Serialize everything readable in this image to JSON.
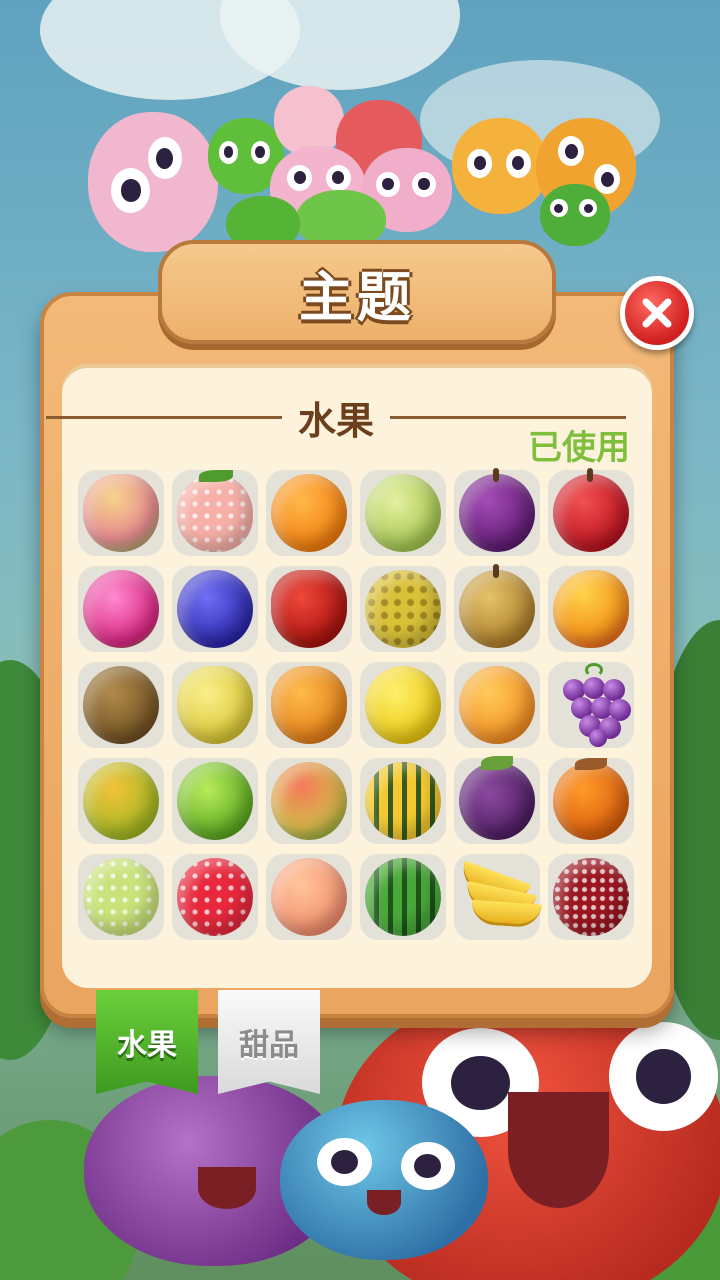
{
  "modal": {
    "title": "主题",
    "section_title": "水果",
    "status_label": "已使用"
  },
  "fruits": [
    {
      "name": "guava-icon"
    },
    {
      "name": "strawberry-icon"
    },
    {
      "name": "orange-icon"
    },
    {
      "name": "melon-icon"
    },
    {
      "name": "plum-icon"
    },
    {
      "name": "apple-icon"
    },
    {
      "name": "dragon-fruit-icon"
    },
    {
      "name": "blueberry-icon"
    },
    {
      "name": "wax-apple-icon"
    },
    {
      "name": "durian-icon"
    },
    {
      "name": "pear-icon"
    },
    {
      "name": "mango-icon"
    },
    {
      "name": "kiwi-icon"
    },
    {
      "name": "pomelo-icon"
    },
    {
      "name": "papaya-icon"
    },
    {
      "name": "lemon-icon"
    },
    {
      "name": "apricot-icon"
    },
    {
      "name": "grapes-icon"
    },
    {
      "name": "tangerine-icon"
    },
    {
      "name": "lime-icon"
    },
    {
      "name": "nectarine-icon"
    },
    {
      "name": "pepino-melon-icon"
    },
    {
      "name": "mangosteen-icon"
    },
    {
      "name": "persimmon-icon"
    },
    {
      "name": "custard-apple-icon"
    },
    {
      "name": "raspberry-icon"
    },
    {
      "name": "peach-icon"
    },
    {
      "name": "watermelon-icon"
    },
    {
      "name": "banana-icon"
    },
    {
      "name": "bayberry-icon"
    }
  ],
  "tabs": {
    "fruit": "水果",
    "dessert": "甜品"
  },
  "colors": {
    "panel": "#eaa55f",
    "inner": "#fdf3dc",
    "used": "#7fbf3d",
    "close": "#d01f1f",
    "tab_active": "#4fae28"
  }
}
********
Problem description: Print every record above exactly as written, leaving out the pictures.

Task result:
Serialize everything readable in this image to JSON.
{
  "modal": {
    "title": "主题",
    "section_title": "水果",
    "status_label": "已使用"
  },
  "fruits": [
    {
      "name": "guava-icon"
    },
    {
      "name": "strawberry-icon"
    },
    {
      "name": "orange-icon"
    },
    {
      "name": "melon-icon"
    },
    {
      "name": "plum-icon"
    },
    {
      "name": "apple-icon"
    },
    {
      "name": "dragon-fruit-icon"
    },
    {
      "name": "blueberry-icon"
    },
    {
      "name": "wax-apple-icon"
    },
    {
      "name": "durian-icon"
    },
    {
      "name": "pear-icon"
    },
    {
      "name": "mango-icon"
    },
    {
      "name": "kiwi-icon"
    },
    {
      "name": "pomelo-icon"
    },
    {
      "name": "papaya-icon"
    },
    {
      "name": "lemon-icon"
    },
    {
      "name": "apricot-icon"
    },
    {
      "name": "grapes-icon"
    },
    {
      "name": "tangerine-icon"
    },
    {
      "name": "lime-icon"
    },
    {
      "name": "nectarine-icon"
    },
    {
      "name": "pepino-melon-icon"
    },
    {
      "name": "mangosteen-icon"
    },
    {
      "name": "persimmon-icon"
    },
    {
      "name": "custard-apple-icon"
    },
    {
      "name": "raspberry-icon"
    },
    {
      "name": "peach-icon"
    },
    {
      "name": "watermelon-icon"
    },
    {
      "name": "banana-icon"
    },
    {
      "name": "bayberry-icon"
    }
  ],
  "tabs": {
    "fruit": "水果",
    "dessert": "甜品"
  },
  "colors": {
    "panel": "#eaa55f",
    "inner": "#fdf3dc",
    "used": "#7fbf3d",
    "close": "#d01f1f",
    "tab_active": "#4fae28"
  }
}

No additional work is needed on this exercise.